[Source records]
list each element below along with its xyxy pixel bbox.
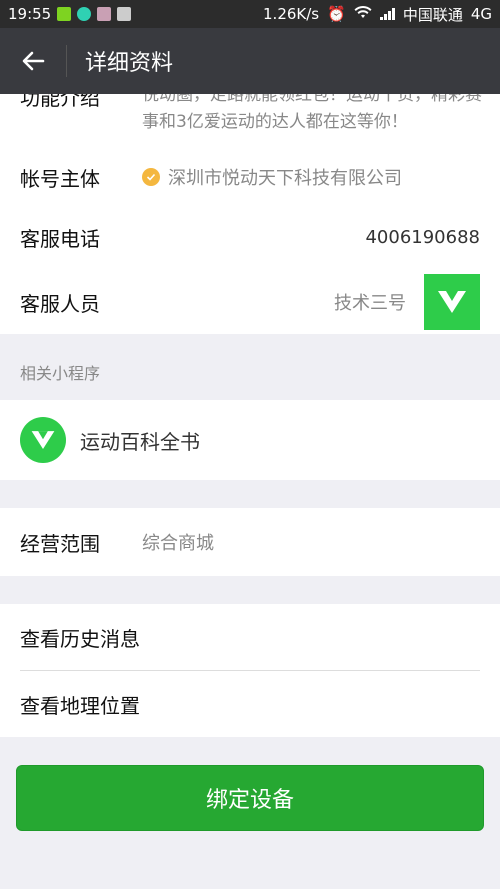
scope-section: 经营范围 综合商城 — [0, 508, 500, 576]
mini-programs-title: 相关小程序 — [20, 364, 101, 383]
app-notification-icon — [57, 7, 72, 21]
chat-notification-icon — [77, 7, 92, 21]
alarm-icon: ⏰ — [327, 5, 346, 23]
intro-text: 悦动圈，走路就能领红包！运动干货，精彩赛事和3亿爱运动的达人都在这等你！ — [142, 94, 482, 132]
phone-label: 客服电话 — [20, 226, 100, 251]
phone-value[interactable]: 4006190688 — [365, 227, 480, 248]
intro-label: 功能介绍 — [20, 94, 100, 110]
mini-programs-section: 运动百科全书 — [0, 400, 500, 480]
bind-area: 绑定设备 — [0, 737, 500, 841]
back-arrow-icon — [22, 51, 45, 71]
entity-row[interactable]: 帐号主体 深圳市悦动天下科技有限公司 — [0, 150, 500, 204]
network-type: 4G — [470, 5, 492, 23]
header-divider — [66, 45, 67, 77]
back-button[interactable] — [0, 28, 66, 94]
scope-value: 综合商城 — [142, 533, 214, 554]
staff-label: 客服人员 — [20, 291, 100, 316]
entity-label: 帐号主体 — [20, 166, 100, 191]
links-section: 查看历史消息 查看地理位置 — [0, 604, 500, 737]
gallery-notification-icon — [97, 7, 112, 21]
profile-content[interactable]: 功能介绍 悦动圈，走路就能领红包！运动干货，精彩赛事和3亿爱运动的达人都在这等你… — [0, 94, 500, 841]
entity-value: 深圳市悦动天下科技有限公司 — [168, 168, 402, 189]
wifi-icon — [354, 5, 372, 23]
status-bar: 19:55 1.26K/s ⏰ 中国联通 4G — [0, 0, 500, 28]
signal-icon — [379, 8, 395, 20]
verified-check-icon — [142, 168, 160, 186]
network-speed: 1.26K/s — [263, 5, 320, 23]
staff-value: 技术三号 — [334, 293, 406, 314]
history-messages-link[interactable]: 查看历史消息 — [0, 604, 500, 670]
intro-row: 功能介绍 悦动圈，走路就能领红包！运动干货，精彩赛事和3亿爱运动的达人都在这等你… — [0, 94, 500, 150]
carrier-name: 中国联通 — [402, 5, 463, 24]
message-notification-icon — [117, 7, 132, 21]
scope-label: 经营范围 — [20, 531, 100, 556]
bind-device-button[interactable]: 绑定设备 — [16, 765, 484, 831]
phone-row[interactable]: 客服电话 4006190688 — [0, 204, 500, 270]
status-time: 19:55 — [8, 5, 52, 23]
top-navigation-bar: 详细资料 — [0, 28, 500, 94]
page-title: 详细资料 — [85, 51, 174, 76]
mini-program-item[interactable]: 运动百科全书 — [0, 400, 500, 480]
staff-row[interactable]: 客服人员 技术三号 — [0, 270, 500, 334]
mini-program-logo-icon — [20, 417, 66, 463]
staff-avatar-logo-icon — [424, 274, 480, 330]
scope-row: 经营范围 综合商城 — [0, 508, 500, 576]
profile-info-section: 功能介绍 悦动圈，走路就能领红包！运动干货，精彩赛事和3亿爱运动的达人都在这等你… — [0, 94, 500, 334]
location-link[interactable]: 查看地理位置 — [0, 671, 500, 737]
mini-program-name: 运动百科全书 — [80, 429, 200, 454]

AIM OF THE EXERCISE — Retype every line of the material above word for word, omitting the pictures.

THE OUTPUT —
list each element below along with its xyxy pixel bbox.
scope-section: 经营范围 综合商城 — [0, 508, 500, 576]
mini-programs-title: 相关小程序 — [20, 364, 101, 383]
app-notification-icon — [57, 7, 72, 21]
chat-notification-icon — [77, 7, 92, 21]
alarm-icon: ⏰ — [327, 5, 346, 23]
intro-text: 悦动圈，走路就能领红包！运动干货，精彩赛事和3亿爱运动的达人都在这等你！ — [142, 94, 482, 132]
phone-label: 客服电话 — [20, 226, 100, 251]
phone-value[interactable]: 4006190688 — [365, 227, 480, 248]
intro-label: 功能介绍 — [20, 94, 100, 110]
mini-programs-section: 运动百科全书 — [0, 400, 500, 480]
bind-area: 绑定设备 — [0, 737, 500, 841]
back-arrow-icon — [22, 51, 45, 71]
entity-row[interactable]: 帐号主体 深圳市悦动天下科技有限公司 — [0, 150, 500, 204]
network-type: 4G — [470, 5, 492, 23]
header-divider — [66, 45, 67, 77]
back-button[interactable] — [0, 28, 66, 94]
scope-value: 综合商城 — [142, 533, 214, 554]
staff-label: 客服人员 — [20, 291, 100, 316]
entity-label: 帐号主体 — [20, 166, 100, 191]
links-section: 查看历史消息 查看地理位置 — [0, 604, 500, 737]
gallery-notification-icon — [97, 7, 112, 21]
profile-content[interactable]: 功能介绍 悦动圈，走路就能领红包！运动干货，精彩赛事和3亿爱运动的达人都在这等你… — [0, 94, 500, 841]
entity-value: 深圳市悦动天下科技有限公司 — [168, 168, 402, 189]
wifi-icon — [354, 5, 372, 23]
status-bar: 19:55 1.26K/s ⏰ 中国联通 4G — [0, 0, 500, 28]
signal-icon — [379, 8, 395, 20]
verified-check-icon — [142, 168, 160, 186]
network-speed: 1.26K/s — [263, 5, 320, 23]
staff-value: 技术三号 — [334, 293, 406, 314]
history-messages-link[interactable]: 查看历史消息 — [0, 604, 500, 670]
intro-row: 功能介绍 悦动圈，走路就能领红包！运动干货，精彩赛事和3亿爱运动的达人都在这等你… — [0, 94, 500, 150]
carrier-name: 中国联通 — [402, 5, 463, 24]
message-notification-icon — [117, 7, 132, 21]
scope-label: 经营范围 — [20, 531, 100, 556]
bind-device-button[interactable]: 绑定设备 — [16, 765, 484, 831]
phone-row[interactable]: 客服电话 4006190688 — [0, 204, 500, 270]
status-time: 19:55 — [8, 5, 52, 23]
top-navigation-bar: 详细资料 — [0, 28, 500, 94]
page-title: 详细资料 — [85, 51, 174, 76]
mini-program-item[interactable]: 运动百科全书 — [0, 400, 500, 480]
staff-row[interactable]: 客服人员 技术三号 — [0, 270, 500, 334]
mini-program-logo-icon — [20, 417, 66, 463]
staff-avatar-logo-icon — [424, 274, 480, 330]
scope-row: 经营范围 综合商城 — [0, 508, 500, 576]
profile-info-section: 功能介绍 悦动圈，走路就能领红包！运动干货，精彩赛事和3亿爱运动的达人都在这等你… — [0, 94, 500, 334]
location-link[interactable]: 查看地理位置 — [0, 671, 500, 737]
mini-program-name: 运动百科全书 — [80, 429, 200, 454]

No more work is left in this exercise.